TASK REQUIREMENTS
Write the number of lines holding the word "apparel", and nothing else.

RECORDS TO PROCESS
((

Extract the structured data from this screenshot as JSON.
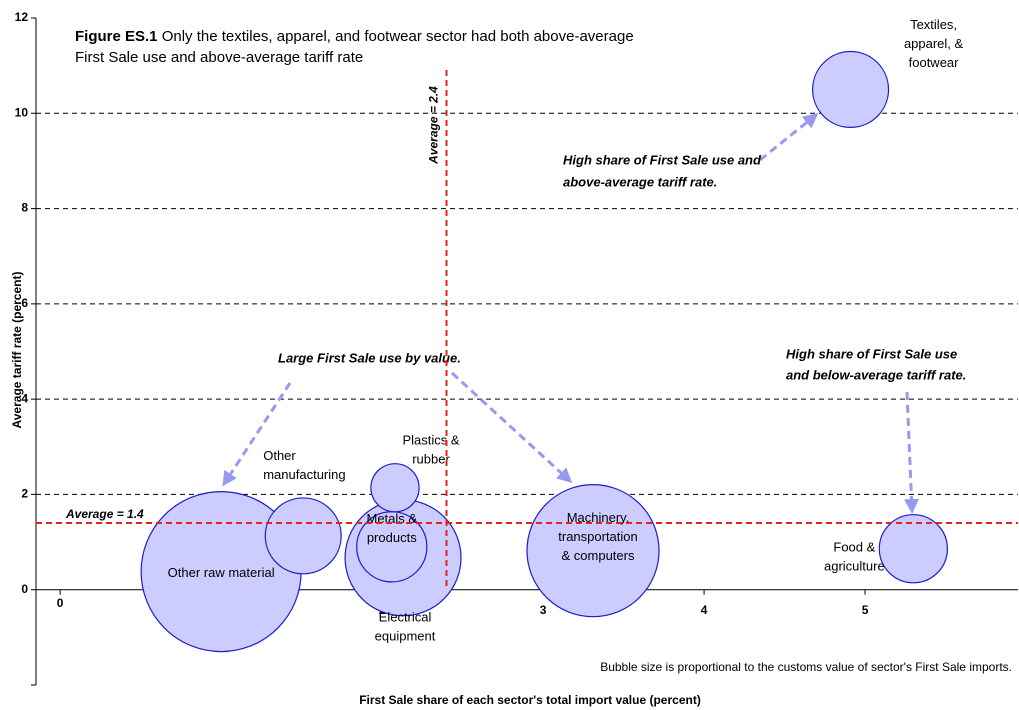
{
  "chart_data": {
    "type": "scatter",
    "figure_label": "Figure ES.1",
    "title_lines": [
      "Only the textiles, apparel, and footwear sector had both above-average",
      "First Sale use and above-average tariff rate"
    ],
    "x_label": "First Sale share of each sector's total import value (percent)",
    "y_label": "Average tariff rate (percent)",
    "xlim": [
      -0.15,
      5.95
    ],
    "ylim": [
      -2,
      12
    ],
    "xticks": [
      0,
      1,
      2,
      3,
      4,
      5
    ],
    "yticks": [
      0,
      2,
      4,
      6,
      8,
      10,
      12
    ],
    "grid": true,
    "color": "#ccccff",
    "edge_color": "#1c1ccc",
    "series": [
      {
        "labels": [
          [
            "Other raw material"
          ],
          [
            "Other",
            "manufacturing"
          ],
          [
            "Electrical",
            "equipment"
          ],
          [
            "Metals &",
            "products"
          ],
          [
            "Plastics &",
            "rubber"
          ],
          [
            "Machinery,",
            "transportation",
            "& computers"
          ],
          [
            "Food &",
            "agriculture"
          ],
          [
            "Textiles,",
            "apparel, &",
            "footwear"
          ]
        ],
        "x": [
          1.0,
          1.51,
          2.13,
          2.06,
          2.08,
          3.31,
          5.3,
          4.91
        ],
        "values": [
          0.38,
          1.13,
          0.67,
          0.9,
          2.14,
          0.82,
          0.86,
          10.5
        ],
        "sizes": [
          64,
          14.4,
          33.6,
          12.3,
          5.8,
          43.6,
          11.6,
          14.4
        ]
      }
    ],
    "reference_lines": [
      {
        "axis": "x",
        "value": 2.4,
        "label": "Average = 2.4",
        "color": "#e8201c"
      },
      {
        "axis": "y",
        "value": 1.4,
        "label": "Average = 1.4",
        "color": "#e8201c"
      }
    ],
    "annotations": [
      [
        "High share of First Sale use and",
        "above-average tariff rate."
      ],
      [
        "Large First Sale use by value."
      ],
      [
        "High share of First Sale use",
        "and below-average tariff rate."
      ]
    ],
    "footnote": "Bubble size is proportional to the customs value of sector's First Sale imports."
  }
}
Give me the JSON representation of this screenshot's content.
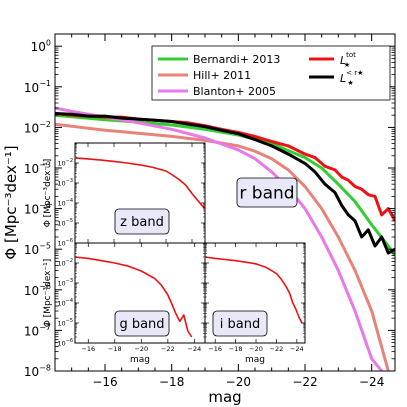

))

EXERCISE ANSWER
2